[BEGIN]

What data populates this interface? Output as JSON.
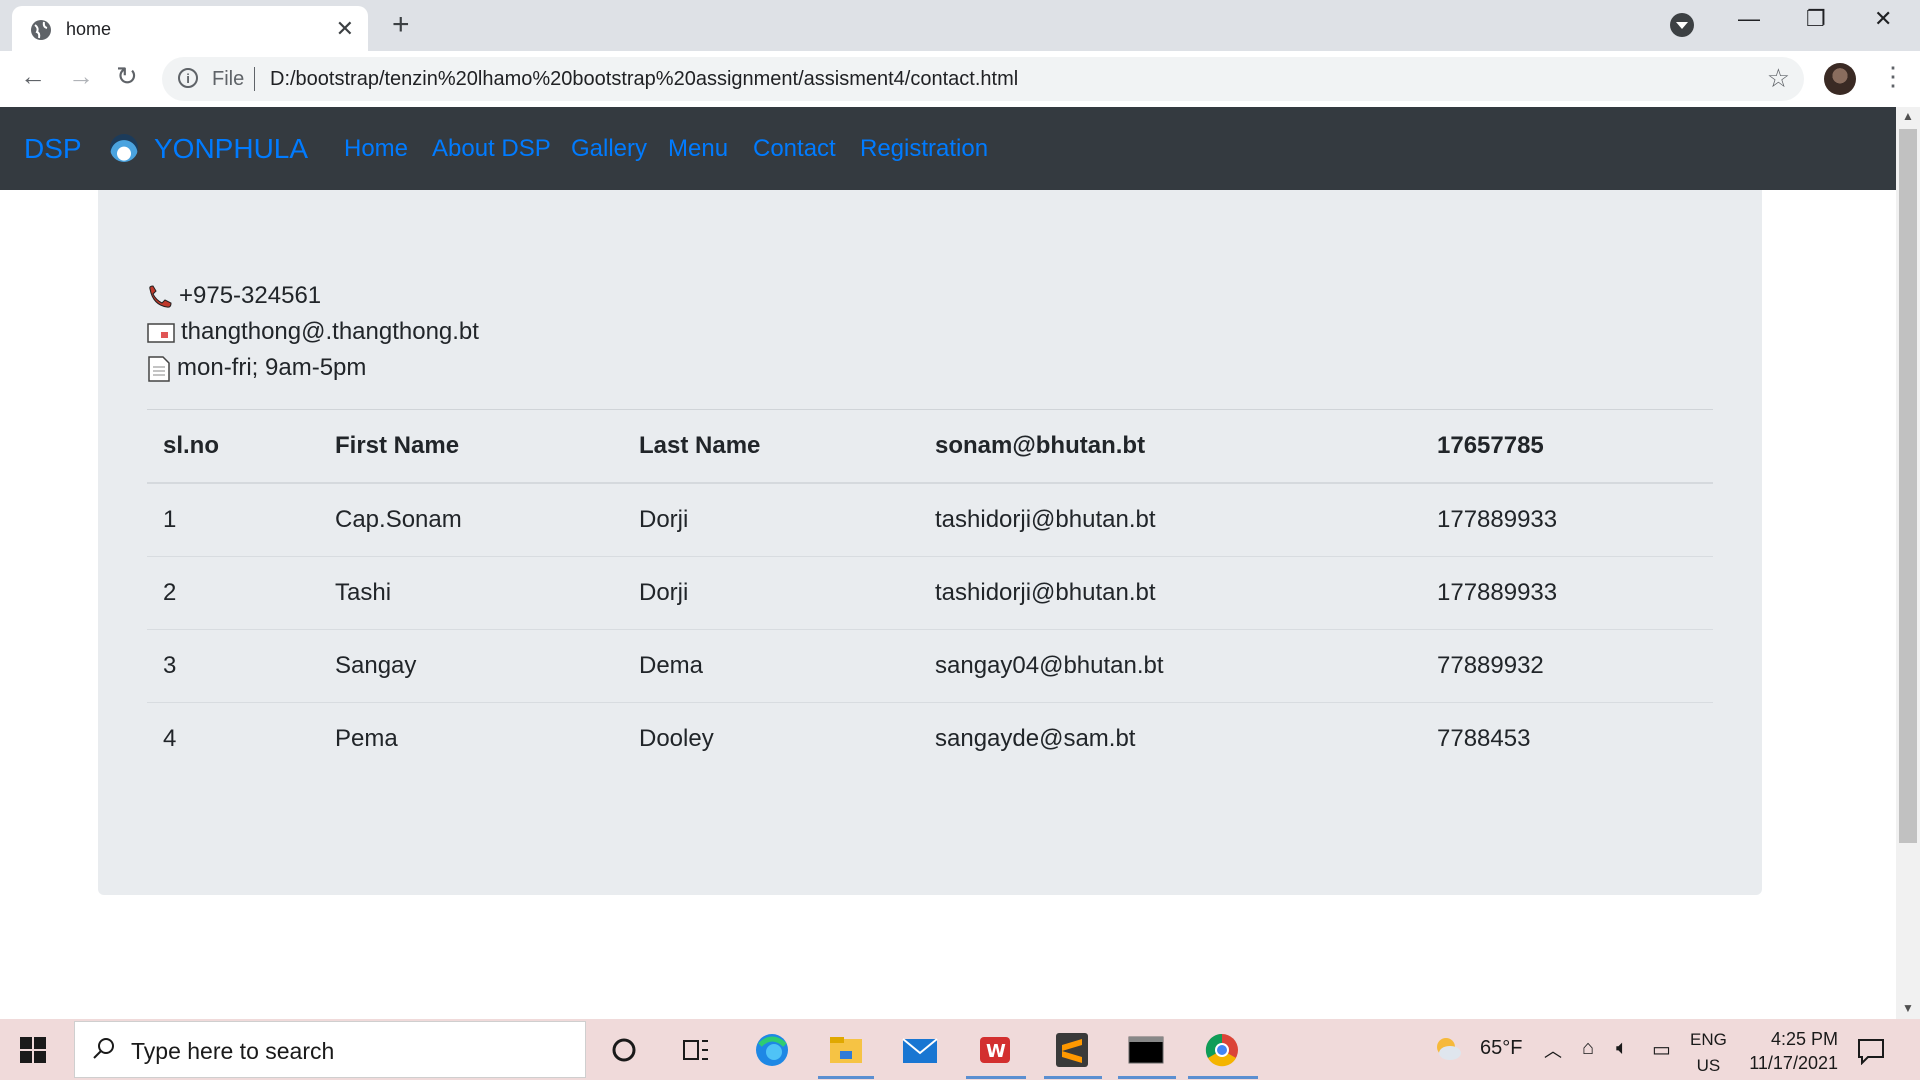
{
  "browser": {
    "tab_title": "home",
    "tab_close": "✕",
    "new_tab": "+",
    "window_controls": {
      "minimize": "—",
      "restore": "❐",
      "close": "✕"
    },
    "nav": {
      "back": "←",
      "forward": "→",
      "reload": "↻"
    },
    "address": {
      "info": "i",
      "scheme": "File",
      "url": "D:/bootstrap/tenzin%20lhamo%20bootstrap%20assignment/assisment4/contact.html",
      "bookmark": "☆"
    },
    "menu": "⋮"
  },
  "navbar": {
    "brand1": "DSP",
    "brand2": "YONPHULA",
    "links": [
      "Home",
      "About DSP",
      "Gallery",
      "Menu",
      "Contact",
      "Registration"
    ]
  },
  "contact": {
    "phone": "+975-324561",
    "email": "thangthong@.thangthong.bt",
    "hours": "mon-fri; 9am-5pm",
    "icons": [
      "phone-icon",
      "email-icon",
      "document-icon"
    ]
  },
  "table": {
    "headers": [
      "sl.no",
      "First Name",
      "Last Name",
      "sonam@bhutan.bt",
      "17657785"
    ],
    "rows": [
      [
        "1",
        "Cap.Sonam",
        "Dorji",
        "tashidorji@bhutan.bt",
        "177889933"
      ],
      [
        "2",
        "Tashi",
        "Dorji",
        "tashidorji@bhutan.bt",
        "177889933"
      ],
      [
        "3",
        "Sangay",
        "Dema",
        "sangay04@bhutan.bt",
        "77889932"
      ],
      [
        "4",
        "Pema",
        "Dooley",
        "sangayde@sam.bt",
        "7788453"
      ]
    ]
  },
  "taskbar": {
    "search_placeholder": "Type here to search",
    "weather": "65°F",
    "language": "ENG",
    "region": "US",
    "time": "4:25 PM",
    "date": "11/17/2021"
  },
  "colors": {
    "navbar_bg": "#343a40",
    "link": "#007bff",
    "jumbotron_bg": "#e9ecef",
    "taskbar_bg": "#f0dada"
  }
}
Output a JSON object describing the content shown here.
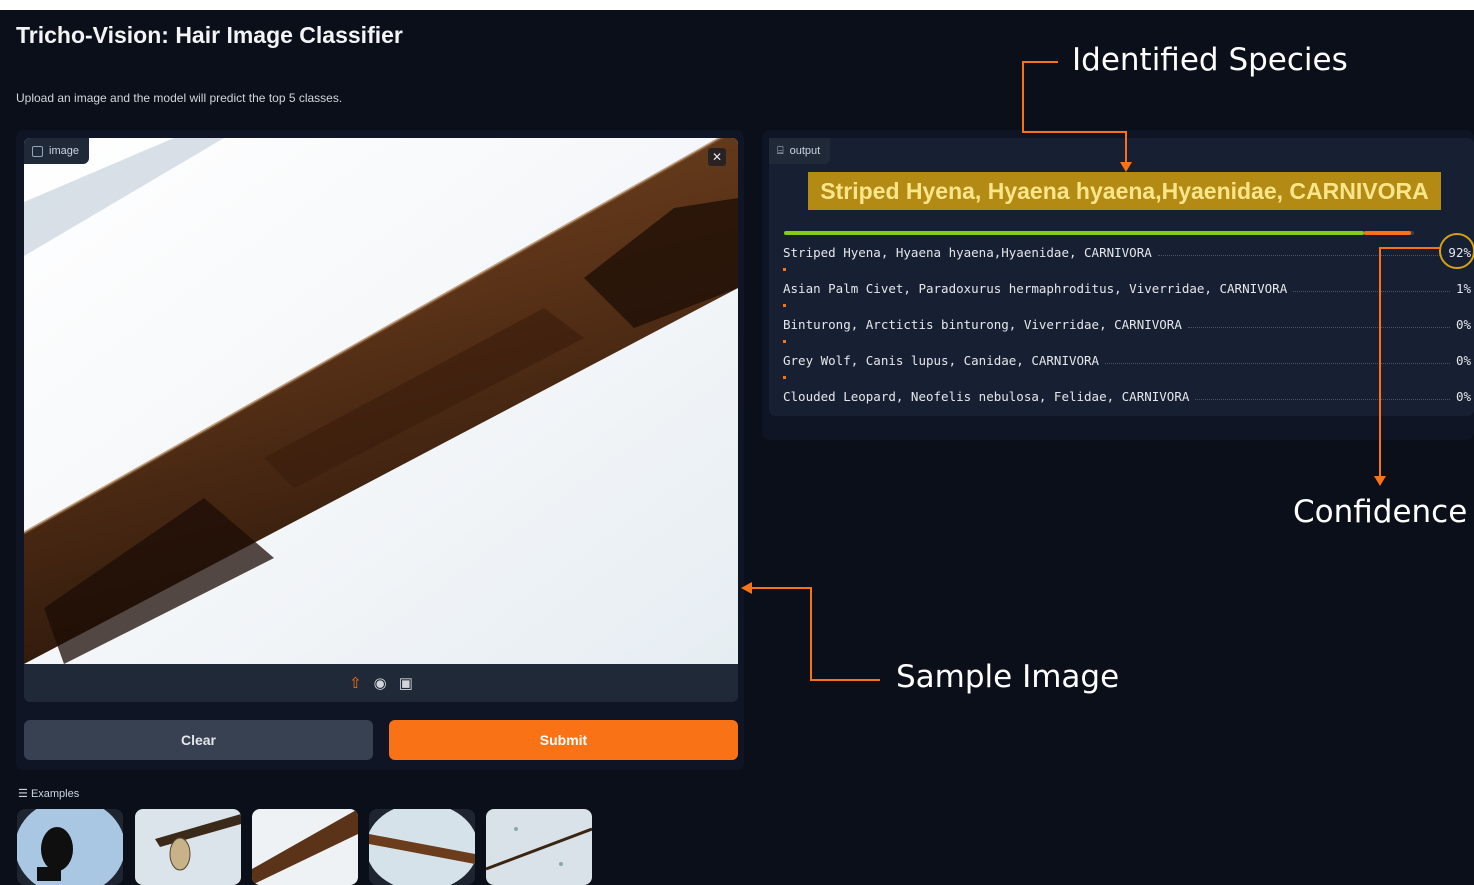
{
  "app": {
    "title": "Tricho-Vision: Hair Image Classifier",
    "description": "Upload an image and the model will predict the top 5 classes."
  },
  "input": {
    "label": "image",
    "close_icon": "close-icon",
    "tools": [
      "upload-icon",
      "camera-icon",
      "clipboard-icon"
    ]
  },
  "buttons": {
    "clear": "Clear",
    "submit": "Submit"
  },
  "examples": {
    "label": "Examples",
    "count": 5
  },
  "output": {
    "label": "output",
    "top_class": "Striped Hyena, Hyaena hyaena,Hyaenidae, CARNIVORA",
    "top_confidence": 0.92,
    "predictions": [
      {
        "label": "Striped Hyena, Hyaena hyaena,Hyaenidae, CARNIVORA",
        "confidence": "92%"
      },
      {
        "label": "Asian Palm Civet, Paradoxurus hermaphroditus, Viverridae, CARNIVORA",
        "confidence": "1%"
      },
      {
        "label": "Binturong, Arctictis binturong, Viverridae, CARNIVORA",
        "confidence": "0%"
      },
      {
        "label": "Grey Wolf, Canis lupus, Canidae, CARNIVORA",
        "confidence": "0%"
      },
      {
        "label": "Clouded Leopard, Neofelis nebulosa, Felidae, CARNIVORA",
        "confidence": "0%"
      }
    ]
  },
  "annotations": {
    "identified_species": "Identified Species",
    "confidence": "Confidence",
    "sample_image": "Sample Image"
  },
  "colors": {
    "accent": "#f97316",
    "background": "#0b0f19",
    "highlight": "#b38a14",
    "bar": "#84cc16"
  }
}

[END]

Task objective> All of the lines above should be retyped precisely, apart from the pictures.

Written response>
What data populates this interface? Output as JSON.
{
  "browser": {
    "tab_title": "home",
    "tab_close": "✕",
    "new_tab": "+",
    "window_controls": {
      "minimize": "—",
      "restore": "❐",
      "close": "✕"
    },
    "nav": {
      "back": "←",
      "forward": "→",
      "reload": "↻"
    },
    "address": {
      "info": "i",
      "scheme": "File",
      "url": "D:/bootstrap/tenzin%20lhamo%20bootstrap%20assignment/assisment4/contact.html",
      "bookmark": "☆"
    },
    "menu": "⋮"
  },
  "navbar": {
    "brand1": "DSP",
    "brand2": "YONPHULA",
    "links": [
      "Home",
      "About DSP",
      "Gallery",
      "Menu",
      "Contact",
      "Registration"
    ]
  },
  "contact": {
    "phone": "+975-324561",
    "email": "thangthong@.thangthong.bt",
    "hours": "mon-fri; 9am-5pm",
    "icons": [
      "phone-icon",
      "email-icon",
      "document-icon"
    ]
  },
  "table": {
    "headers": [
      "sl.no",
      "First Name",
      "Last Name",
      "sonam@bhutan.bt",
      "17657785"
    ],
    "rows": [
      [
        "1",
        "Cap.Sonam",
        "Dorji",
        "tashidorji@bhutan.bt",
        "177889933"
      ],
      [
        "2",
        "Tashi",
        "Dorji",
        "tashidorji@bhutan.bt",
        "177889933"
      ],
      [
        "3",
        "Sangay",
        "Dema",
        "sangay04@bhutan.bt",
        "77889932"
      ],
      [
        "4",
        "Pema",
        "Dooley",
        "sangayde@sam.bt",
        "7788453"
      ]
    ]
  },
  "taskbar": {
    "search_placeholder": "Type here to search",
    "weather": "65°F",
    "language": "ENG",
    "region": "US",
    "time": "4:25 PM",
    "date": "11/17/2021"
  },
  "colors": {
    "navbar_bg": "#343a40",
    "link": "#007bff",
    "jumbotron_bg": "#e9ecef",
    "taskbar_bg": "#f0dada"
  }
}
Output a JSON object describing the content shown here.
{
  "app": {
    "title": "Tricho-Vision: Hair Image Classifier",
    "description": "Upload an image and the model will predict the top 5 classes."
  },
  "input": {
    "label": "image",
    "close_icon": "close-icon",
    "tools": [
      "upload-icon",
      "camera-icon",
      "clipboard-icon"
    ]
  },
  "buttons": {
    "clear": "Clear",
    "submit": "Submit"
  },
  "examples": {
    "label": "Examples",
    "count": 5
  },
  "output": {
    "label": "output",
    "top_class": "Striped Hyena, Hyaena hyaena,Hyaenidae, CARNIVORA",
    "top_confidence": 0.92,
    "predictions": [
      {
        "label": "Striped Hyena, Hyaena hyaena,Hyaenidae, CARNIVORA",
        "confidence": "92%"
      },
      {
        "label": "Asian Palm Civet, Paradoxurus hermaphroditus, Viverridae, CARNIVORA",
        "confidence": "1%"
      },
      {
        "label": "Binturong, Arctictis binturong, Viverridae, CARNIVORA",
        "confidence": "0%"
      },
      {
        "label": "Grey Wolf, Canis lupus, Canidae, CARNIVORA",
        "confidence": "0%"
      },
      {
        "label": "Clouded Leopard, Neofelis nebulosa, Felidae, CARNIVORA",
        "confidence": "0%"
      }
    ]
  },
  "annotations": {
    "identified_species": "Identified Species",
    "confidence": "Confidence",
    "sample_image": "Sample Image"
  },
  "colors": {
    "accent": "#f97316",
    "background": "#0b0f19",
    "highlight": "#b38a14",
    "bar": "#84cc16"
  }
}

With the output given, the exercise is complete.